§ EXERCISE BRIEF: In the entries that follow, how many lines hold the string "arbitrage"? Give only that number.

§ DATASET RECORDS:

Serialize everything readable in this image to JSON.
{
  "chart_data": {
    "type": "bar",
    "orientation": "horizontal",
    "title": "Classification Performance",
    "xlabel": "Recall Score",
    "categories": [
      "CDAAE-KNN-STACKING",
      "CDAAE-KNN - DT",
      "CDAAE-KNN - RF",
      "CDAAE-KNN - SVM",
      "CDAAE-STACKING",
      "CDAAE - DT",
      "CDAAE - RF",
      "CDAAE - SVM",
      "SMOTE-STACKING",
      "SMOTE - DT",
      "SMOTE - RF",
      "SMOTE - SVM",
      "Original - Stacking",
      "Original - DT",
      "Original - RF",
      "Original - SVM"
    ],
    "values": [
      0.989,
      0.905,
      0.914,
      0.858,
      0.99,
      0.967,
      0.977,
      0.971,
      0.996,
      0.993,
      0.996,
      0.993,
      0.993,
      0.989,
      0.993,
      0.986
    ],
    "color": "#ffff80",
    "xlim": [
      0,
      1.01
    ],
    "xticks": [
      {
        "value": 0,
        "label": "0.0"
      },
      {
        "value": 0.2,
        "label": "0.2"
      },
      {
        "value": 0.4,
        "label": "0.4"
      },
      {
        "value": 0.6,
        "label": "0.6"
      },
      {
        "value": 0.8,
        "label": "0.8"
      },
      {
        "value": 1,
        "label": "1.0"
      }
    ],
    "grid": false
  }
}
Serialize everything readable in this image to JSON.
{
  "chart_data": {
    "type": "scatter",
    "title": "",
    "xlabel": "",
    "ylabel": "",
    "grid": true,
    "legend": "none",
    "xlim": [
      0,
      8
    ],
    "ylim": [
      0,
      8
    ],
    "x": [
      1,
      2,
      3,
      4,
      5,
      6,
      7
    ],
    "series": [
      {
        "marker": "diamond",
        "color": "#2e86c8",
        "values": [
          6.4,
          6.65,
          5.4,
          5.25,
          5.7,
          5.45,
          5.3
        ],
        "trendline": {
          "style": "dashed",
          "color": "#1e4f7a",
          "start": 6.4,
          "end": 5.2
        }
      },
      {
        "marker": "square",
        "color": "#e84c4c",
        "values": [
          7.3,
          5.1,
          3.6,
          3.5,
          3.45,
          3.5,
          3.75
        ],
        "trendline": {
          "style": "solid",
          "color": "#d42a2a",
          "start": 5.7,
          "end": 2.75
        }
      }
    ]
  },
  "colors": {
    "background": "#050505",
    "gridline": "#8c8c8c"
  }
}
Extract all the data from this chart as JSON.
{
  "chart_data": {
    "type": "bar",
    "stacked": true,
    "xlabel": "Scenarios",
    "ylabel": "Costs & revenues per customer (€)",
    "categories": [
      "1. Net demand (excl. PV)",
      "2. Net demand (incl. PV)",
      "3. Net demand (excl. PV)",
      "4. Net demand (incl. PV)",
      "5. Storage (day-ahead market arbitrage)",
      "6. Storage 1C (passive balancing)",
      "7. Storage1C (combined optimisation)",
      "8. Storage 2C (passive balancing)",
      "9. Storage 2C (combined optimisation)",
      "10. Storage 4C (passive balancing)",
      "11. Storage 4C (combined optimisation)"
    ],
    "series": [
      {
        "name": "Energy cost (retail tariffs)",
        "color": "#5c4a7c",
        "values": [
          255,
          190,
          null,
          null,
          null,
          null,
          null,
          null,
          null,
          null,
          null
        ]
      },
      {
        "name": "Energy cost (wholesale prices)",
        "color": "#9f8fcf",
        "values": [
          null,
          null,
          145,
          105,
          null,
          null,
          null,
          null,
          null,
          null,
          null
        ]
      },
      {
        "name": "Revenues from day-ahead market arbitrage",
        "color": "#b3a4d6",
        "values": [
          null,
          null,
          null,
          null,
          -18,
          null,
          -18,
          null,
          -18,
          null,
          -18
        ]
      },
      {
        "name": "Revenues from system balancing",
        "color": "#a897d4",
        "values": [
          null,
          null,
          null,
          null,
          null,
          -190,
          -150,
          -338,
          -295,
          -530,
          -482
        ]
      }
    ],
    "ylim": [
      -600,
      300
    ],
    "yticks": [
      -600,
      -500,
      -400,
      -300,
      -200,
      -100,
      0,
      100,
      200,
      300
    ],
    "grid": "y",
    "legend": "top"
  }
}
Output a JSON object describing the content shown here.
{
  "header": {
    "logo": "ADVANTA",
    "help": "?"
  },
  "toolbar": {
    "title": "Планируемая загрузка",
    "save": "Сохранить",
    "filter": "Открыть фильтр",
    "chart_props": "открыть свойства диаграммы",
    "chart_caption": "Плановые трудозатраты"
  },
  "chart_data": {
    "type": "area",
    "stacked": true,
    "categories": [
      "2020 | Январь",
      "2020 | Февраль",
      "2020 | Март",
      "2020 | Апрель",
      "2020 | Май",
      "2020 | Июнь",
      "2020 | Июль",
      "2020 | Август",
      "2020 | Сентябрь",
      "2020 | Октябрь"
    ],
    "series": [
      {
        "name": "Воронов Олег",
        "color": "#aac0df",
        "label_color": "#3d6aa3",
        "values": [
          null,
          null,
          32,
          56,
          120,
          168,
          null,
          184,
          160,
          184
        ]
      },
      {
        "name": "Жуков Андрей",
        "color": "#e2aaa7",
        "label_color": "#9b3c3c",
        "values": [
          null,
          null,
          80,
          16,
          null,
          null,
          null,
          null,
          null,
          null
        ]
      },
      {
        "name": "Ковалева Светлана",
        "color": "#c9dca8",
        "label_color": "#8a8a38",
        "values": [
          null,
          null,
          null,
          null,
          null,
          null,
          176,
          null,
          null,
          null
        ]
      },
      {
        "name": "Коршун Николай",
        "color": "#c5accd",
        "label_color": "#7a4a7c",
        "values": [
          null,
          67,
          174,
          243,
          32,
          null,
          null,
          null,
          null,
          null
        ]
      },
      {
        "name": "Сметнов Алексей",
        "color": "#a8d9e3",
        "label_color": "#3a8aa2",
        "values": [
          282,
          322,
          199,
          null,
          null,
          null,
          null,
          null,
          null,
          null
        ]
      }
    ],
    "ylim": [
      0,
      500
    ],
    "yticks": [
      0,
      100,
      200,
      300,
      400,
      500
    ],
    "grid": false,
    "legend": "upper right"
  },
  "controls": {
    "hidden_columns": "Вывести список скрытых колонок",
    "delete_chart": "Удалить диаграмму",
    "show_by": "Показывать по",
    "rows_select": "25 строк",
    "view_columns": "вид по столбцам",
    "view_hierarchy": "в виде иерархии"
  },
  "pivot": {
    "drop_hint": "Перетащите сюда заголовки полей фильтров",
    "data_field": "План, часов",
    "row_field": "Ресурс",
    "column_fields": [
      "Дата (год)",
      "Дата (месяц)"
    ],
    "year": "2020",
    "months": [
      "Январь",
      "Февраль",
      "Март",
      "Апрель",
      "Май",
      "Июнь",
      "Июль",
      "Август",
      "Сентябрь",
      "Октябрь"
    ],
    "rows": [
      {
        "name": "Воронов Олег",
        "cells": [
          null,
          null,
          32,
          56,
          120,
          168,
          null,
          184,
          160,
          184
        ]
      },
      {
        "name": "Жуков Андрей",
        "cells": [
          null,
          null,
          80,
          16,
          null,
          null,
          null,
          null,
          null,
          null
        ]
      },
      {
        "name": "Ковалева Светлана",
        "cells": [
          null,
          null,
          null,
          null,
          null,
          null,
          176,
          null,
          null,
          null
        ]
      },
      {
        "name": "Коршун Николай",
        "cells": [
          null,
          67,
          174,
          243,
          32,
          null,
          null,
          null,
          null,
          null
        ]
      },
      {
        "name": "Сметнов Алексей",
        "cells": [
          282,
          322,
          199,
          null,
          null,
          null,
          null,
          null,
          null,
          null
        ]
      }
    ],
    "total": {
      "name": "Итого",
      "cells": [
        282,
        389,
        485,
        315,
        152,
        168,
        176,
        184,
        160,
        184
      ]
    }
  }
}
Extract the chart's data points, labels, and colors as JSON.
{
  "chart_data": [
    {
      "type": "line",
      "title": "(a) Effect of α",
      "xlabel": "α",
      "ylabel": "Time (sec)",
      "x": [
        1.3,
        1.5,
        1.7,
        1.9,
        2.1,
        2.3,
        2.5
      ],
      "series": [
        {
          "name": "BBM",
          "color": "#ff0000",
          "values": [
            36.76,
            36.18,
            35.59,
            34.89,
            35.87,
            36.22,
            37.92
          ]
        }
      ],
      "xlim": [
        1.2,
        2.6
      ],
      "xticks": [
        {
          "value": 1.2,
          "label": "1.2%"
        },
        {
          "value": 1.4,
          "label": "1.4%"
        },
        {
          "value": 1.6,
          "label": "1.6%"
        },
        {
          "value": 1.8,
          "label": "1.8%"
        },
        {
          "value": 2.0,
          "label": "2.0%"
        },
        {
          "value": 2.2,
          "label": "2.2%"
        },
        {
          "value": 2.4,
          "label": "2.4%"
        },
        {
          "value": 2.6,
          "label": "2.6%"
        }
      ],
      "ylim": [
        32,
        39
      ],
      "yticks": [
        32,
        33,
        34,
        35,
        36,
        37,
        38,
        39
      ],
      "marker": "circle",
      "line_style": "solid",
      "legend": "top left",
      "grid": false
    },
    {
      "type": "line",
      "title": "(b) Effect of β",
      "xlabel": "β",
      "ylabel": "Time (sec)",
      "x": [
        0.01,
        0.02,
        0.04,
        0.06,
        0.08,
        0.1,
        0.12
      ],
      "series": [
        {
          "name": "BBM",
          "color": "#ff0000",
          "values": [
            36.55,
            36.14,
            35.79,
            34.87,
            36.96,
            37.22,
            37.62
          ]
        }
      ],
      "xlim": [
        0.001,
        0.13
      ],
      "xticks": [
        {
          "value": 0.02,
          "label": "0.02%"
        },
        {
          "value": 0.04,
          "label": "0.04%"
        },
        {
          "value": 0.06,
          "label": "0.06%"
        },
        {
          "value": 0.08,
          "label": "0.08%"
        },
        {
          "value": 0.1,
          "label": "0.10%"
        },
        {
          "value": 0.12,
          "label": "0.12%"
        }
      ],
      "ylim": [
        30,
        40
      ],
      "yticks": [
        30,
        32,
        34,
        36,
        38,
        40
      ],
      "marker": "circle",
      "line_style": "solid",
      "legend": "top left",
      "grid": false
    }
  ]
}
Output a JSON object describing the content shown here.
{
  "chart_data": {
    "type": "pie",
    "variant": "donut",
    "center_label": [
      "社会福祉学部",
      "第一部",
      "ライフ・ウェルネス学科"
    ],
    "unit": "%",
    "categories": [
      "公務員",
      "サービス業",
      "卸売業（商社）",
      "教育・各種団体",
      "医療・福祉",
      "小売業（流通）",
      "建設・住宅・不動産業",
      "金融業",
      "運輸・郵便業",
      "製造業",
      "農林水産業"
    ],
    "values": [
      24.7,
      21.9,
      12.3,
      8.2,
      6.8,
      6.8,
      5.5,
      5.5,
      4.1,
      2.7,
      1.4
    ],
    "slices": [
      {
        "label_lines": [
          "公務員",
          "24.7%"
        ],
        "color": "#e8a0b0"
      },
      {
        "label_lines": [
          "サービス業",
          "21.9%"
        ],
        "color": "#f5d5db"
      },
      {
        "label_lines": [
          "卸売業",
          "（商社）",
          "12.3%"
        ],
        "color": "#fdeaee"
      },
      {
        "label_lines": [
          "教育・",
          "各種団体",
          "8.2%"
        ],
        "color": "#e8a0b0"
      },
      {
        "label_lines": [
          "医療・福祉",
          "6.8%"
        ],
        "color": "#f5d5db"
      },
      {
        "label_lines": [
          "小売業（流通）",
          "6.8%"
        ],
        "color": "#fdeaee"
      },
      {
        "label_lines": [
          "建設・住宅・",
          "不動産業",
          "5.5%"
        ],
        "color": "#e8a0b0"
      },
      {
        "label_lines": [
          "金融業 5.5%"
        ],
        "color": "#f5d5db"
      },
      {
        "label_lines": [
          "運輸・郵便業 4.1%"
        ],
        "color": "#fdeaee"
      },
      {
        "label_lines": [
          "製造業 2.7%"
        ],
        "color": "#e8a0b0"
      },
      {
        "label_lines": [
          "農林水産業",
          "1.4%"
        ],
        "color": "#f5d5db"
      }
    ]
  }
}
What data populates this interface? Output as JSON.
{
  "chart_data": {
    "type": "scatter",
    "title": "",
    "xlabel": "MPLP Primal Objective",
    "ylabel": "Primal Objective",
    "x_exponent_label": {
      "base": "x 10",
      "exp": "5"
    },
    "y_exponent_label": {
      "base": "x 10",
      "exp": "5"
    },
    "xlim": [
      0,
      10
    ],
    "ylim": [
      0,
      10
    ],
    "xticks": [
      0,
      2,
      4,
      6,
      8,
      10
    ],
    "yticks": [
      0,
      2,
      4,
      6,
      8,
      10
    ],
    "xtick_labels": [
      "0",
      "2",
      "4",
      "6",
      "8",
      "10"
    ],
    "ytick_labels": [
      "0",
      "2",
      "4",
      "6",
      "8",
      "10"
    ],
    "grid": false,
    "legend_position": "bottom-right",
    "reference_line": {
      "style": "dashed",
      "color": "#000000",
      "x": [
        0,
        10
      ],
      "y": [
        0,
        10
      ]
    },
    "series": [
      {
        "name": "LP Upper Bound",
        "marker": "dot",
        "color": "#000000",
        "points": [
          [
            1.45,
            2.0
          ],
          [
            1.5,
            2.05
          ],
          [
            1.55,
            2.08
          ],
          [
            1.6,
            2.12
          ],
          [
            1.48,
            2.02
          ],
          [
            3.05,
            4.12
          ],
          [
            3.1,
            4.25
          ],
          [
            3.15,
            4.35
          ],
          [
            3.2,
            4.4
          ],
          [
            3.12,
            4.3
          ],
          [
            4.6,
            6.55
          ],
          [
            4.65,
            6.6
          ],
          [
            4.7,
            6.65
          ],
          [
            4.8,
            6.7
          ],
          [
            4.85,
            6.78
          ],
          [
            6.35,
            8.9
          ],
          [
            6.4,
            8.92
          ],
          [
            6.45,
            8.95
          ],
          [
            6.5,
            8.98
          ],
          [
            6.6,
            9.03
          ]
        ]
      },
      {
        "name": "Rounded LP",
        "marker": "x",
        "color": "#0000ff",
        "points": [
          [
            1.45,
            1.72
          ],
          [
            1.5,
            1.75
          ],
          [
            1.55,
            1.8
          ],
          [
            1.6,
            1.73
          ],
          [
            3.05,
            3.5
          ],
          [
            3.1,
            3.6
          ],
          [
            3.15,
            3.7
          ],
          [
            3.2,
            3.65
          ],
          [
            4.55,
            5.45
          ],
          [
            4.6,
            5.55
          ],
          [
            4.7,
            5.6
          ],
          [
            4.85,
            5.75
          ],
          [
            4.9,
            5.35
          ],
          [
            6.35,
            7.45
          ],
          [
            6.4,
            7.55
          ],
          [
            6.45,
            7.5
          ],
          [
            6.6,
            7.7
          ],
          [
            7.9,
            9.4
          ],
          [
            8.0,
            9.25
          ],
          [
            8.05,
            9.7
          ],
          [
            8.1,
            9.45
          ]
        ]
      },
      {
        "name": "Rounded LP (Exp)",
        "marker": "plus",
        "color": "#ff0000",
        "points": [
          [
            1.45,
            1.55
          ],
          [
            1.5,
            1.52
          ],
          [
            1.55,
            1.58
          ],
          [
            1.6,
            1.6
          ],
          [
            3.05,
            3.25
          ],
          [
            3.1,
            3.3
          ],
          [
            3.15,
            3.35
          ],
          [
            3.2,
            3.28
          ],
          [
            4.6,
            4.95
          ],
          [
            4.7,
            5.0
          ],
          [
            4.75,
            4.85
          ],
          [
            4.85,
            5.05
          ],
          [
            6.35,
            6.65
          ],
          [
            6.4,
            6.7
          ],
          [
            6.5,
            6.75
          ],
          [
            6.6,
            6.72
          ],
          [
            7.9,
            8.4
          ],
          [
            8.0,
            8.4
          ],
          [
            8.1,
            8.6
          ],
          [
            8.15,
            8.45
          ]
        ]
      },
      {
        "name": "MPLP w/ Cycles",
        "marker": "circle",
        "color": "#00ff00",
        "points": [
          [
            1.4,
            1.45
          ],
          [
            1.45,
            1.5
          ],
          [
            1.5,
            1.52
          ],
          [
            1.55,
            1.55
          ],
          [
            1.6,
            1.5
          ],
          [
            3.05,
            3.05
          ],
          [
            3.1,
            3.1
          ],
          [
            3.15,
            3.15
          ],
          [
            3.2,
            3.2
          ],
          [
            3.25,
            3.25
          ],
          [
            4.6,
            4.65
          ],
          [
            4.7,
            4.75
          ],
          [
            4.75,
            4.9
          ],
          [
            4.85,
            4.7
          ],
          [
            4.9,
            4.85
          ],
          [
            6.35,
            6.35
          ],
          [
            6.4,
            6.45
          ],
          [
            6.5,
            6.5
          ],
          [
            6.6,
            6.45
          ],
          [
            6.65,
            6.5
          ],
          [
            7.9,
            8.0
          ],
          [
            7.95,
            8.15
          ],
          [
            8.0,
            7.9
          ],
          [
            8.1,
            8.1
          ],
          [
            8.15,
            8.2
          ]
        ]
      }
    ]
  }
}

§ EXERCISE ANSWER: 2